(Records about charts and figures)
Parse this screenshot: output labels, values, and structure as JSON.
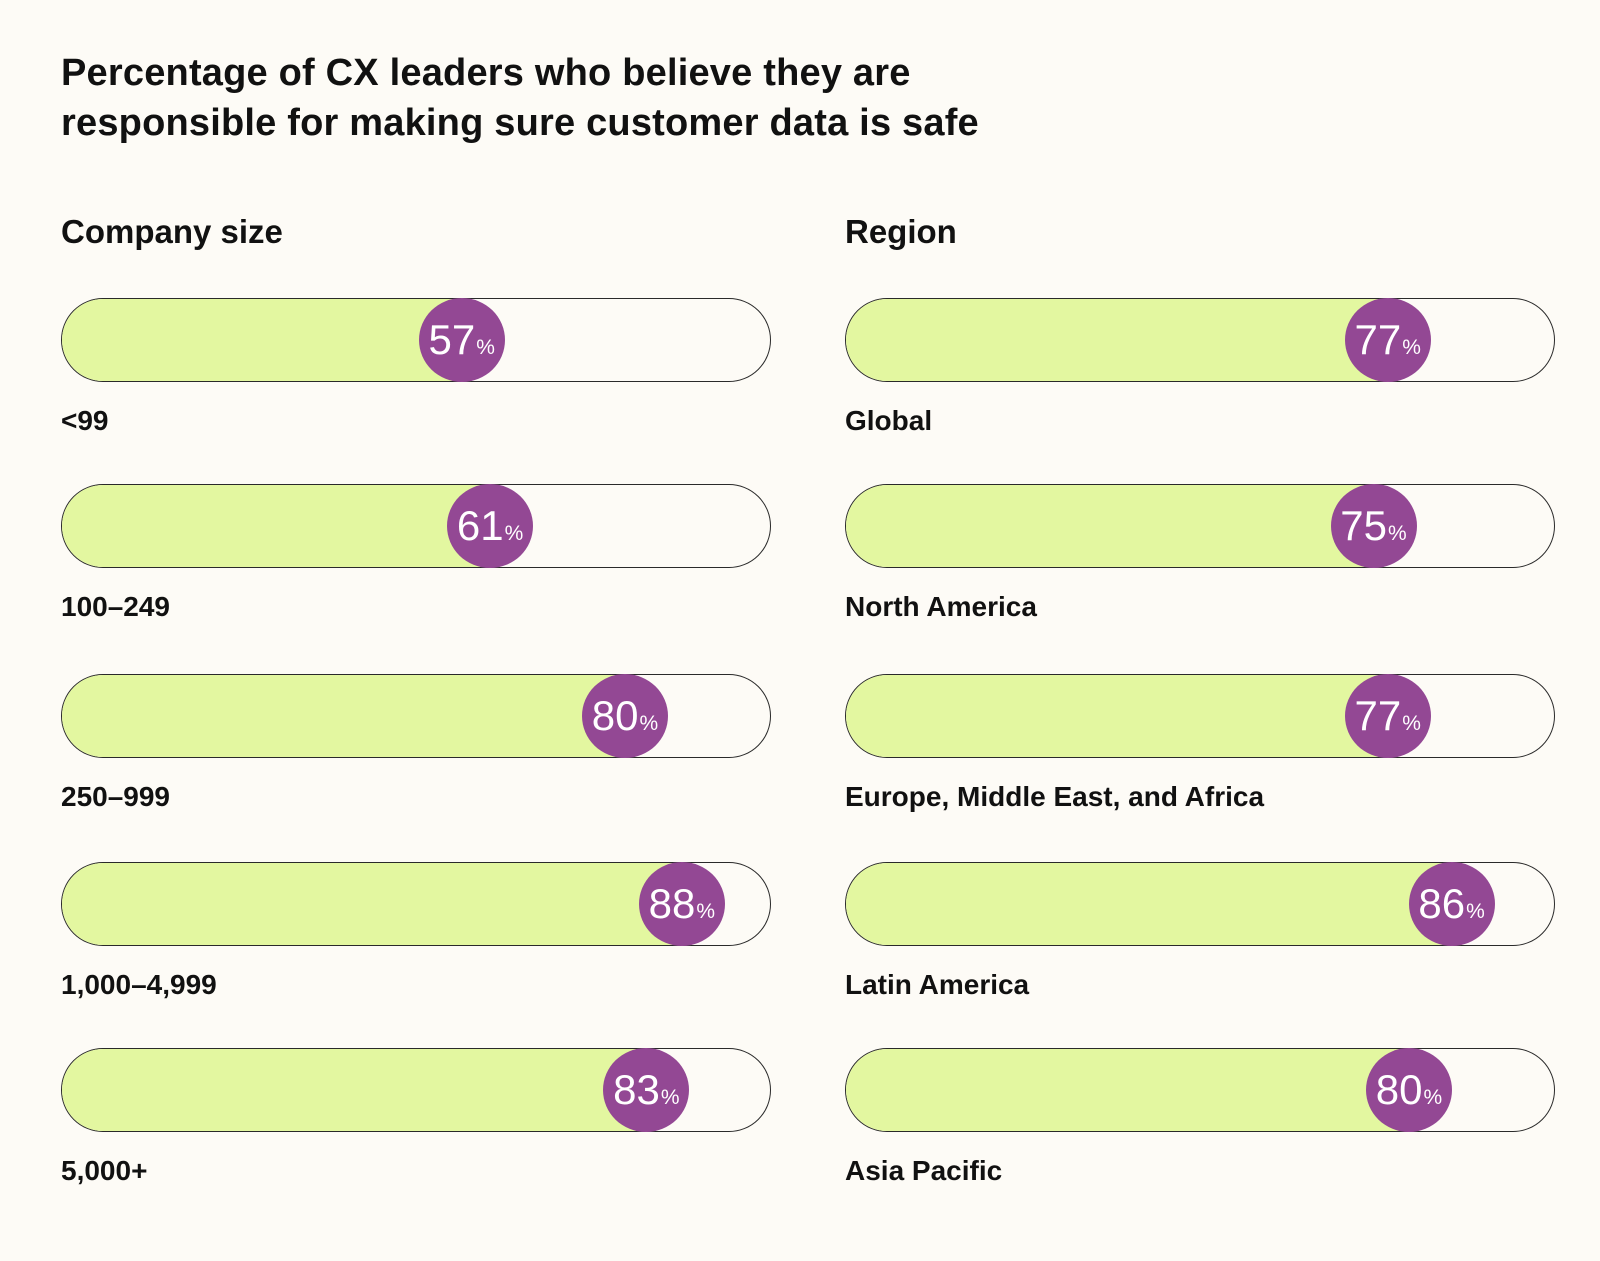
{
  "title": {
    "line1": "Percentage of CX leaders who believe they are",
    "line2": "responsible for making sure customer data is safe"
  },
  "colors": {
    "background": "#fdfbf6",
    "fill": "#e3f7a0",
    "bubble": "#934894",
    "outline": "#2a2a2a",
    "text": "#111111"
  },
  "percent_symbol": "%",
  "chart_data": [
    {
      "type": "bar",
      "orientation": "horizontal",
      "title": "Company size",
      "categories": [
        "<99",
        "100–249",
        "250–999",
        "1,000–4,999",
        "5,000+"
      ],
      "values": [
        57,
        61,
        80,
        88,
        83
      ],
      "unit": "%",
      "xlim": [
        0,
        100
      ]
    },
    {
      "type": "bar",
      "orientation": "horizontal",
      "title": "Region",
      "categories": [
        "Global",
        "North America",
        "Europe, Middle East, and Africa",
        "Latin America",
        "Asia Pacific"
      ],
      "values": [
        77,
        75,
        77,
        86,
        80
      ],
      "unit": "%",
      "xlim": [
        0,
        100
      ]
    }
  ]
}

> _SET PROBLEM_: Exclude the pictures, and transcribe all of the material exactly.

> _THE RESPONSE_:
Parse this screenshot: output labels, values, and structure as JSON.
{
  "title": {
    "line1": "Percentage of CX leaders who believe they are",
    "line2": "responsible for making sure customer data is safe"
  },
  "colors": {
    "background": "#fdfbf6",
    "fill": "#e3f7a0",
    "bubble": "#934894",
    "outline": "#2a2a2a",
    "text": "#111111"
  },
  "percent_symbol": "%",
  "chart_data": [
    {
      "type": "bar",
      "orientation": "horizontal",
      "title": "Company size",
      "categories": [
        "<99",
        "100–249",
        "250–999",
        "1,000–4,999",
        "5,000+"
      ],
      "values": [
        57,
        61,
        80,
        88,
        83
      ],
      "unit": "%",
      "xlim": [
        0,
        100
      ]
    },
    {
      "type": "bar",
      "orientation": "horizontal",
      "title": "Region",
      "categories": [
        "Global",
        "North America",
        "Europe, Middle East, and Africa",
        "Latin America",
        "Asia Pacific"
      ],
      "values": [
        77,
        75,
        77,
        86,
        80
      ],
      "unit": "%",
      "xlim": [
        0,
        100
      ]
    }
  ]
}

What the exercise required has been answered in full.